_Supplied material_.
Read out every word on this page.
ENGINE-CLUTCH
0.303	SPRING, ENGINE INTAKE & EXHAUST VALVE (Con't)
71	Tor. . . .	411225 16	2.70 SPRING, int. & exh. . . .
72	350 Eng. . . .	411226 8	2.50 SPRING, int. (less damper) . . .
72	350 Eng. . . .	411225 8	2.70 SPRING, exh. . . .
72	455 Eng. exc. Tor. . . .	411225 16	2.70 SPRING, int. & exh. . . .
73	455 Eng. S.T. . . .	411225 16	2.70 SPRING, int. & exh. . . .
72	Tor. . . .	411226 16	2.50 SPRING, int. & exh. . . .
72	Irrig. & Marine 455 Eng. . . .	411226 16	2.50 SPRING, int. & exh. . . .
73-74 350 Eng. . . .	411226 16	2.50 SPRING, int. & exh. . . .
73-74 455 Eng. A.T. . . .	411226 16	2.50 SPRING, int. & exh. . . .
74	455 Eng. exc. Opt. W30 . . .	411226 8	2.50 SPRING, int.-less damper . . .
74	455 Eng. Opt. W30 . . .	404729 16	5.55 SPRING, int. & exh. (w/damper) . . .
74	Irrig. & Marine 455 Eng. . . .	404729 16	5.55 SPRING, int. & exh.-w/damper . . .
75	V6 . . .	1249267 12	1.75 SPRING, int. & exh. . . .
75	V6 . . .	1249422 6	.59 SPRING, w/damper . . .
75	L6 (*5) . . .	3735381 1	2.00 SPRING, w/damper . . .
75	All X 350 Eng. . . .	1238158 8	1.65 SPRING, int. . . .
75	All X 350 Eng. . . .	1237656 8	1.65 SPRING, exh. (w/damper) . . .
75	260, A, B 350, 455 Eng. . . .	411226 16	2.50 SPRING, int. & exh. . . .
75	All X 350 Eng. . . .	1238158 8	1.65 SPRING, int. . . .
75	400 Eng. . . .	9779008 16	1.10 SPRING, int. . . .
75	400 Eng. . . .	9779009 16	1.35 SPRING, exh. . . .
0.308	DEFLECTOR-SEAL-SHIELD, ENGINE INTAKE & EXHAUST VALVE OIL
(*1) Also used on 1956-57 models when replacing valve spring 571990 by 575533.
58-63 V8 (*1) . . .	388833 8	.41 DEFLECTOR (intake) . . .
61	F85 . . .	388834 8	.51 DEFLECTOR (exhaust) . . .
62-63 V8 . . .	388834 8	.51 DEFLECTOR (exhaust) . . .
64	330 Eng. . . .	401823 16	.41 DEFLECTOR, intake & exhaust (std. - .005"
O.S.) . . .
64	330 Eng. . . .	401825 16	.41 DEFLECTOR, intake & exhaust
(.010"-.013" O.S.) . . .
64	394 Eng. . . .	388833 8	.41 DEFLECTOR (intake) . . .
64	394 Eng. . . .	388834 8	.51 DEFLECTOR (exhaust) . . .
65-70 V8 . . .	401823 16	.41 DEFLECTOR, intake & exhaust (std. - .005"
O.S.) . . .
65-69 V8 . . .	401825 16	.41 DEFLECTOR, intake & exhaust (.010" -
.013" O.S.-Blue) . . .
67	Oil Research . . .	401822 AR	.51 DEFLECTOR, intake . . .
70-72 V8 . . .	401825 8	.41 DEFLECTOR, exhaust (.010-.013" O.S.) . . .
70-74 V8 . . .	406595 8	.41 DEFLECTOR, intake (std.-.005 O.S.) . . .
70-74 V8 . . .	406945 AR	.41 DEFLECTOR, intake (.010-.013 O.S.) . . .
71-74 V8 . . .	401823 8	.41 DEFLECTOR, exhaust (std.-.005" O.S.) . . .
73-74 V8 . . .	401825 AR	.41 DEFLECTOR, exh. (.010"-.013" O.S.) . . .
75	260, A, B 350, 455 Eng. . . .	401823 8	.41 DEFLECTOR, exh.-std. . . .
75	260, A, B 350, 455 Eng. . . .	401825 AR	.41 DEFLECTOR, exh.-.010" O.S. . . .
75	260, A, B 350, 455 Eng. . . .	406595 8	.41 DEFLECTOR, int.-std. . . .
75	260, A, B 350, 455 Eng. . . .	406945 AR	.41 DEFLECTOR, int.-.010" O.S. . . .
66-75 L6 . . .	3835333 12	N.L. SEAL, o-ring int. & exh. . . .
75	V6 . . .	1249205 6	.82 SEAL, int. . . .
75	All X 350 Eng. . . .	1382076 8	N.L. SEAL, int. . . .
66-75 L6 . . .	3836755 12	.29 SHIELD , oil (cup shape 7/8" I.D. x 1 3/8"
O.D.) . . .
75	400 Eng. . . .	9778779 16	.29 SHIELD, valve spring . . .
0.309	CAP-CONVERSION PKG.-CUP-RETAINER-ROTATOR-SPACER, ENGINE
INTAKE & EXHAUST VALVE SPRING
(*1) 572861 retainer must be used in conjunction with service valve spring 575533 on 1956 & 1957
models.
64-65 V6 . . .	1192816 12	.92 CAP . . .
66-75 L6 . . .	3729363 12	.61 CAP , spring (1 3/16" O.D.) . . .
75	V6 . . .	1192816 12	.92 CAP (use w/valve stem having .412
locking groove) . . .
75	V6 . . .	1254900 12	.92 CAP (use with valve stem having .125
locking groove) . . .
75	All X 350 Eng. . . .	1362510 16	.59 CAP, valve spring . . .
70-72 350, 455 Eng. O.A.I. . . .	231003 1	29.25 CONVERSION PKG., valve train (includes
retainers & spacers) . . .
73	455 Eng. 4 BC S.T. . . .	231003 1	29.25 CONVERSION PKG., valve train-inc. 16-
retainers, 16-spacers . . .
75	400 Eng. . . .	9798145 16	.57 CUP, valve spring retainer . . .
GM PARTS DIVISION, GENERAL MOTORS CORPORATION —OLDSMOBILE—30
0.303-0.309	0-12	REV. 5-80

_Objective_. Extract, from the material above, each line holding the word "CONVERSION".

_Solution to the exercise_.
0.309	CAP-CONVERSION PKG.-CUP-RETAINER-ROTATOR-SPACER, ENGINE
70-72 350, 455 Eng. O.A.I. . . .	231003 1	29.25 CONVERSION PKG., valve train (includes
73	455 Eng. 4 BC S.T. . . .	231003 1	29.25 CONVERSION PKG., valve train-inc. 16-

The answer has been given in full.